** TASK DATA **
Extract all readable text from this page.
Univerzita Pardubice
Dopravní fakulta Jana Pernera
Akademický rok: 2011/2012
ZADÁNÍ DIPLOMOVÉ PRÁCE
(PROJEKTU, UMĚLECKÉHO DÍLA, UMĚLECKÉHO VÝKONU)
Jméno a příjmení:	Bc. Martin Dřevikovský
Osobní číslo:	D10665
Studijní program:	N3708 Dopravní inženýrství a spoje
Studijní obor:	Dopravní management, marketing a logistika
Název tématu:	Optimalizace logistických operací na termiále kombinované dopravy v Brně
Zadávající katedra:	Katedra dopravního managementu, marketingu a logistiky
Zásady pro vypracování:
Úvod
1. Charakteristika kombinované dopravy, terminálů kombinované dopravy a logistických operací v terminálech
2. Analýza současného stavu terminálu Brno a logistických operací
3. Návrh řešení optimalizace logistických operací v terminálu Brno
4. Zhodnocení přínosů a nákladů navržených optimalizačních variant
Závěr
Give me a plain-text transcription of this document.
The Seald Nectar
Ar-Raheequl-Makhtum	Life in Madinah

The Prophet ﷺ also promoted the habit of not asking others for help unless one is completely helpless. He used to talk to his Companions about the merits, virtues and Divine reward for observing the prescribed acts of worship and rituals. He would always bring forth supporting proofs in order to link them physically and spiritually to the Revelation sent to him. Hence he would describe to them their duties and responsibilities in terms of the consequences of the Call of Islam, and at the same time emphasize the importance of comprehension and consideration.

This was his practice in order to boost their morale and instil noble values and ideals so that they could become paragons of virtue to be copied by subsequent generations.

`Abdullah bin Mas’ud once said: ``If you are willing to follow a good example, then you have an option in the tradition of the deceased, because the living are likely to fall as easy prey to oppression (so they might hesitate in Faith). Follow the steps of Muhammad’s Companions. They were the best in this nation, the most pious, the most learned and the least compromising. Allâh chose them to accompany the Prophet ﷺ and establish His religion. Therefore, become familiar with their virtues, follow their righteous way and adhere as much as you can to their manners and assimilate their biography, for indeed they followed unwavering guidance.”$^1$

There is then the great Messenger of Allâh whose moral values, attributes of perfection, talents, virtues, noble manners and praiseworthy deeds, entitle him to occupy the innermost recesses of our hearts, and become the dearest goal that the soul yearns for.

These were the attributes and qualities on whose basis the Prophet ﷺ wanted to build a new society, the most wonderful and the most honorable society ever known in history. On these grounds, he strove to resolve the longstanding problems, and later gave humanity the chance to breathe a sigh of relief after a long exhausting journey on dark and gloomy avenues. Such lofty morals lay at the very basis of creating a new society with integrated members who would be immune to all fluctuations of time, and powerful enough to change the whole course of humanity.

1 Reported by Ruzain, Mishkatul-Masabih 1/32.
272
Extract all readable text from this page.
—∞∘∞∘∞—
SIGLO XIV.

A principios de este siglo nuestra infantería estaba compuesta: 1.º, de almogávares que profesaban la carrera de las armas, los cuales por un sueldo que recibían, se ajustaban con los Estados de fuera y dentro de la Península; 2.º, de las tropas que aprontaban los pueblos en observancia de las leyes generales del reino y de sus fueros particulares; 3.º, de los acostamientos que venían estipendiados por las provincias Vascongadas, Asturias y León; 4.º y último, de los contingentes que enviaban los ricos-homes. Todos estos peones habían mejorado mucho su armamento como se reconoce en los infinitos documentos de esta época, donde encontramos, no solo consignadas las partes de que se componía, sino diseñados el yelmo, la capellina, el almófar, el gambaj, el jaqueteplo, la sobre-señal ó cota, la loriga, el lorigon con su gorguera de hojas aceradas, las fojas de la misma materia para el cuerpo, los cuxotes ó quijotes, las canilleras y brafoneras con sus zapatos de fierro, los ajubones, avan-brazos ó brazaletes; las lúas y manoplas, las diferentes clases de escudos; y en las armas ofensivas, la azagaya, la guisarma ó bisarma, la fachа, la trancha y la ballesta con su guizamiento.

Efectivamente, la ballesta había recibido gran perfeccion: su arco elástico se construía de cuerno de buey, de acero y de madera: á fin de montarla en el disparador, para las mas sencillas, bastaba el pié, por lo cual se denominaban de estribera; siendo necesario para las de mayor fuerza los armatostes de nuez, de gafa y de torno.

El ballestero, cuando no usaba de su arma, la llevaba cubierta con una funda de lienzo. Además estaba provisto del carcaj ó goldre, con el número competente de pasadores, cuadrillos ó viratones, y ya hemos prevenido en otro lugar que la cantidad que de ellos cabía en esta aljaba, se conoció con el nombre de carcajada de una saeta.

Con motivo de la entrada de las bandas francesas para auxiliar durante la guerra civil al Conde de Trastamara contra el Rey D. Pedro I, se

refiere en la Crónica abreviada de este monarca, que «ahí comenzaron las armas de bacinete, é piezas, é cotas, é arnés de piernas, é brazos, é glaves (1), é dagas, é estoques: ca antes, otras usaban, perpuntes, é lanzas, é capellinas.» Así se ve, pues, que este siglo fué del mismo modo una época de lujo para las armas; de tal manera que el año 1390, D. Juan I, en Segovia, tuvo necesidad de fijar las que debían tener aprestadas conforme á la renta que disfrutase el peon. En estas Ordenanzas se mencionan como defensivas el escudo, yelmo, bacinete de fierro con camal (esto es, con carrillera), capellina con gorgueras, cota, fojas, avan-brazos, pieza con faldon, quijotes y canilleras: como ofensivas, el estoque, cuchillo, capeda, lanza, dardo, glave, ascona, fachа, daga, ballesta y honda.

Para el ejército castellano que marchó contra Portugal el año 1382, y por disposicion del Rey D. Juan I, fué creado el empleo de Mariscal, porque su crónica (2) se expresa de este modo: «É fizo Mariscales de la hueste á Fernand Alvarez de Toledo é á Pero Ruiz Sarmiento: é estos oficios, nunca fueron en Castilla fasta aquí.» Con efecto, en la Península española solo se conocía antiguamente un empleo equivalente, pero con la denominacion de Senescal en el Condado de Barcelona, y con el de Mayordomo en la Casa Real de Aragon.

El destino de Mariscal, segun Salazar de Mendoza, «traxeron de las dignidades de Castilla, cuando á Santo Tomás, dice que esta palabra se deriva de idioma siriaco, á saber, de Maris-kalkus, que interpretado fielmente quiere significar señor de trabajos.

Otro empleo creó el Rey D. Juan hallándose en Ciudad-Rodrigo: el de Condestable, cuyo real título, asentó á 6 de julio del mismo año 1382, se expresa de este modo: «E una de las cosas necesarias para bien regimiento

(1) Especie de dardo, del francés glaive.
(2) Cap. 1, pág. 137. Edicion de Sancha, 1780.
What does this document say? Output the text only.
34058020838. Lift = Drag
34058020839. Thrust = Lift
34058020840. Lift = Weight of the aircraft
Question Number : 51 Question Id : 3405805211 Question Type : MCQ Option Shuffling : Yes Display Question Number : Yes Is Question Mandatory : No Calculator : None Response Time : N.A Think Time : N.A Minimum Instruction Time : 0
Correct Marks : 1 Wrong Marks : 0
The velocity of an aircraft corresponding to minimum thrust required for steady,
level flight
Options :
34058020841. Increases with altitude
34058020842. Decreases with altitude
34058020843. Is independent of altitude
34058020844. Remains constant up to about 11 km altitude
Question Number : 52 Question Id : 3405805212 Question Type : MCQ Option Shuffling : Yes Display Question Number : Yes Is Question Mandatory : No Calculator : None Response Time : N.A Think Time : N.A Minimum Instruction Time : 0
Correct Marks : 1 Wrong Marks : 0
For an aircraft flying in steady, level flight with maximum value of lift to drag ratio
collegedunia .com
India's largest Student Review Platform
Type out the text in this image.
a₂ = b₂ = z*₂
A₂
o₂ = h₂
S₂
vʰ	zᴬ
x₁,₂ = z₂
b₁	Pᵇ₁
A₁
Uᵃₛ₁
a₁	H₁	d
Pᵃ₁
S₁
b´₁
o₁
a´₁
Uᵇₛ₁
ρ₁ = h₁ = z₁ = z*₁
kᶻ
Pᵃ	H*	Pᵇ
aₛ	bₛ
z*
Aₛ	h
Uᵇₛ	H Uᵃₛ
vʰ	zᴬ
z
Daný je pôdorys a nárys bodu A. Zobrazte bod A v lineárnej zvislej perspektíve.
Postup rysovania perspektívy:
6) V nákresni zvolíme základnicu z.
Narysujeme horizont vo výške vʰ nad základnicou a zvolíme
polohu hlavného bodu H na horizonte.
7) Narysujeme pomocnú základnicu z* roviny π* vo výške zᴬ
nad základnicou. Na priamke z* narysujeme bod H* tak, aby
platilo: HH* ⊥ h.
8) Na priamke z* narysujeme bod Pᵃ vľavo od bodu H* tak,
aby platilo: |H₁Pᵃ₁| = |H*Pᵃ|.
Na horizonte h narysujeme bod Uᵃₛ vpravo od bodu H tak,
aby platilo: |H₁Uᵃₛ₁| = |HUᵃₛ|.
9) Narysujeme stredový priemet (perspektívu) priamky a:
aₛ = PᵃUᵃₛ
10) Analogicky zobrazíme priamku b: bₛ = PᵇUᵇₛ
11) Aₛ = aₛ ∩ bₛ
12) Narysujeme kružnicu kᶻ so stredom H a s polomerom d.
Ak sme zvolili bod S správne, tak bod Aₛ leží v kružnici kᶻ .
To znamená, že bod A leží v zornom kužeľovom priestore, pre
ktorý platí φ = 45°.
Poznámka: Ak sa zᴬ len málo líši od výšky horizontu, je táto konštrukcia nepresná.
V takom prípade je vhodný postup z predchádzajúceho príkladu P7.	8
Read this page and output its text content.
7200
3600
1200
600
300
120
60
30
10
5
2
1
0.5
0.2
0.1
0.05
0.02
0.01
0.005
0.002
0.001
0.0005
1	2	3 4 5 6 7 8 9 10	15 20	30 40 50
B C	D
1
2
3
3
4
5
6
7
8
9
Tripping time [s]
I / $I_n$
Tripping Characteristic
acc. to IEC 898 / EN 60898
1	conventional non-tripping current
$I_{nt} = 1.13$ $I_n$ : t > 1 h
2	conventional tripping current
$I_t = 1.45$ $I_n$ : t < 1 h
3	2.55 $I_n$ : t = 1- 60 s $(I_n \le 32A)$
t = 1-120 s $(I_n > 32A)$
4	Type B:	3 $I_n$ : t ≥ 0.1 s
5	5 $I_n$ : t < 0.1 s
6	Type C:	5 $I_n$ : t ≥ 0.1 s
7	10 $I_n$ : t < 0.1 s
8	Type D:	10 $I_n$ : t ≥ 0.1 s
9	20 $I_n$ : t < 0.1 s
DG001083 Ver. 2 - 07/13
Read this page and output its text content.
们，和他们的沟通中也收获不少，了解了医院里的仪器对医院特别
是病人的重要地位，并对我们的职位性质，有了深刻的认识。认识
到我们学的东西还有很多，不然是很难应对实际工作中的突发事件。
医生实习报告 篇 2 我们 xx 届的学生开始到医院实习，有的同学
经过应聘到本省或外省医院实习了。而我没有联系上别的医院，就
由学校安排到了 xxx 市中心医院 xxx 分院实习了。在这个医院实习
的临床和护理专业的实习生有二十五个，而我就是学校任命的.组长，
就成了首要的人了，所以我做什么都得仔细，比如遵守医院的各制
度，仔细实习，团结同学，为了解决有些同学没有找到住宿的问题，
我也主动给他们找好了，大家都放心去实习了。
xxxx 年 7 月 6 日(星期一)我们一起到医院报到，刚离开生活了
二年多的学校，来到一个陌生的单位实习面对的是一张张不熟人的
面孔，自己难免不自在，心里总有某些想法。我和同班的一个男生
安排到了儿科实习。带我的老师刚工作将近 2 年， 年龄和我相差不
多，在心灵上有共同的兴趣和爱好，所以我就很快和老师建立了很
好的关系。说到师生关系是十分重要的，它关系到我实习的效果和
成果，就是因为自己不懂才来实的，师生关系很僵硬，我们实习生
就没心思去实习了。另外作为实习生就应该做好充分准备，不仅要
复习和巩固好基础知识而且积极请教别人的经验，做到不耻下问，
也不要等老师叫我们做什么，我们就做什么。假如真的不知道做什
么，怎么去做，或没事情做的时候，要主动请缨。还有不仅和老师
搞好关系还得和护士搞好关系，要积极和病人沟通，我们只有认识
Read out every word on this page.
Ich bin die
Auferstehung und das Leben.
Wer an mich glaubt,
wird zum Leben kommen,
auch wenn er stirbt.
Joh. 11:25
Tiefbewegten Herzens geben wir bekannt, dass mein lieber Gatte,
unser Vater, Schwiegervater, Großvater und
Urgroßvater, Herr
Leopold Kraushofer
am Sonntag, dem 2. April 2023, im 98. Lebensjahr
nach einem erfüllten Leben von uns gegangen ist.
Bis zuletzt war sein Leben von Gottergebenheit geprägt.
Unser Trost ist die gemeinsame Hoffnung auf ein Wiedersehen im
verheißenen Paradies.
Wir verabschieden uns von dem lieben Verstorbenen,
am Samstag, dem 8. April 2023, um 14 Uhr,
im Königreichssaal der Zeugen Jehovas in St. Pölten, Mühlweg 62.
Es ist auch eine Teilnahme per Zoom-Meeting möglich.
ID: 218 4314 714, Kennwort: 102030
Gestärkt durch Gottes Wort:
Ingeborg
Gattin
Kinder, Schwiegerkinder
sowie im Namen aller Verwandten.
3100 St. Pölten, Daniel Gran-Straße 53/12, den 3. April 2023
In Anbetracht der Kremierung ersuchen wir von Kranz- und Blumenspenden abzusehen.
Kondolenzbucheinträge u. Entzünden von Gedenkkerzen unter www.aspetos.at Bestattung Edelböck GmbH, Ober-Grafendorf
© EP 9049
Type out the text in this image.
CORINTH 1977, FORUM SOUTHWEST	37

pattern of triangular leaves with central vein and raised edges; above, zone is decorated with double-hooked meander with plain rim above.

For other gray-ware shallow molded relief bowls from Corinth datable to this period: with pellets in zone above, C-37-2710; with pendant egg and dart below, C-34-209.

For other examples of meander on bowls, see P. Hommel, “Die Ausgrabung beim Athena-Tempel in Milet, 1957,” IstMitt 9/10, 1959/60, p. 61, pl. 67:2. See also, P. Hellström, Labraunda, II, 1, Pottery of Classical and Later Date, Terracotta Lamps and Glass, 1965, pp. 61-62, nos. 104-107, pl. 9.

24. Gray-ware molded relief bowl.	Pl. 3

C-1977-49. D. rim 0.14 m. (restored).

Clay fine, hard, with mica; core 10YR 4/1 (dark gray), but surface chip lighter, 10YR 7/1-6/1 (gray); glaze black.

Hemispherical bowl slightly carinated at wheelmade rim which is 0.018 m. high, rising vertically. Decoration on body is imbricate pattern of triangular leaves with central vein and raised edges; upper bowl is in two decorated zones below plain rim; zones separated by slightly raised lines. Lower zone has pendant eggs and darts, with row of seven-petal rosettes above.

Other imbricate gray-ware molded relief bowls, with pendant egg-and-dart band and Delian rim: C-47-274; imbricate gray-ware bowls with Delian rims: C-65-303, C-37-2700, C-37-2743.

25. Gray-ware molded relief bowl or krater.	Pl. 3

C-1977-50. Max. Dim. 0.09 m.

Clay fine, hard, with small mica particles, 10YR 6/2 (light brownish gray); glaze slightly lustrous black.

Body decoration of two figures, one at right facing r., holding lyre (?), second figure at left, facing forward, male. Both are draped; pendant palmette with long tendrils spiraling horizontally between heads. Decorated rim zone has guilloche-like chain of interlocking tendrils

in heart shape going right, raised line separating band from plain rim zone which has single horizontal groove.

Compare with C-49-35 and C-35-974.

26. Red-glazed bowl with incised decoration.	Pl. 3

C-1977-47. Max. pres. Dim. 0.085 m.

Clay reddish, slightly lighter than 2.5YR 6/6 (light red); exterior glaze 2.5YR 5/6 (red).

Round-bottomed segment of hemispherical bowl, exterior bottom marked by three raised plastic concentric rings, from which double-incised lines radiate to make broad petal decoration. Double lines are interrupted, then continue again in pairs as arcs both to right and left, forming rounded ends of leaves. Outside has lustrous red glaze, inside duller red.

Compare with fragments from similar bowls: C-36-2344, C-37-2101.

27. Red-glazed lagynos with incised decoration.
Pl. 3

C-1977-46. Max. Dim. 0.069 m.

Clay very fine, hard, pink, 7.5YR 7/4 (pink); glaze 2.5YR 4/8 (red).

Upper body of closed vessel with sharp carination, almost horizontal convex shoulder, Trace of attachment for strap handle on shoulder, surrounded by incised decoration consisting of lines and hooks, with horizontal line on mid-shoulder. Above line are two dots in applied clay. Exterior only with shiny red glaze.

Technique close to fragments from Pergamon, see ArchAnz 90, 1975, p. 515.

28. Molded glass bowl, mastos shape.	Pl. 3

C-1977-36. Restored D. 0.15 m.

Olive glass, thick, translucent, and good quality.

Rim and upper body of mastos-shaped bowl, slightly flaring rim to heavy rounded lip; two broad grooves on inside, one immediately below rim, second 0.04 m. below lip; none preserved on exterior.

** GIVEN TASK **
For each line of the entries that includes "leží", show that line.

** EXERCISE SOLUTION **
Ak sme zvolili bod S správne, tak bod Aₛ leží v kružnici kᶻ .
To znamená, že bod A leží v zornom kužeľovom priestore, pre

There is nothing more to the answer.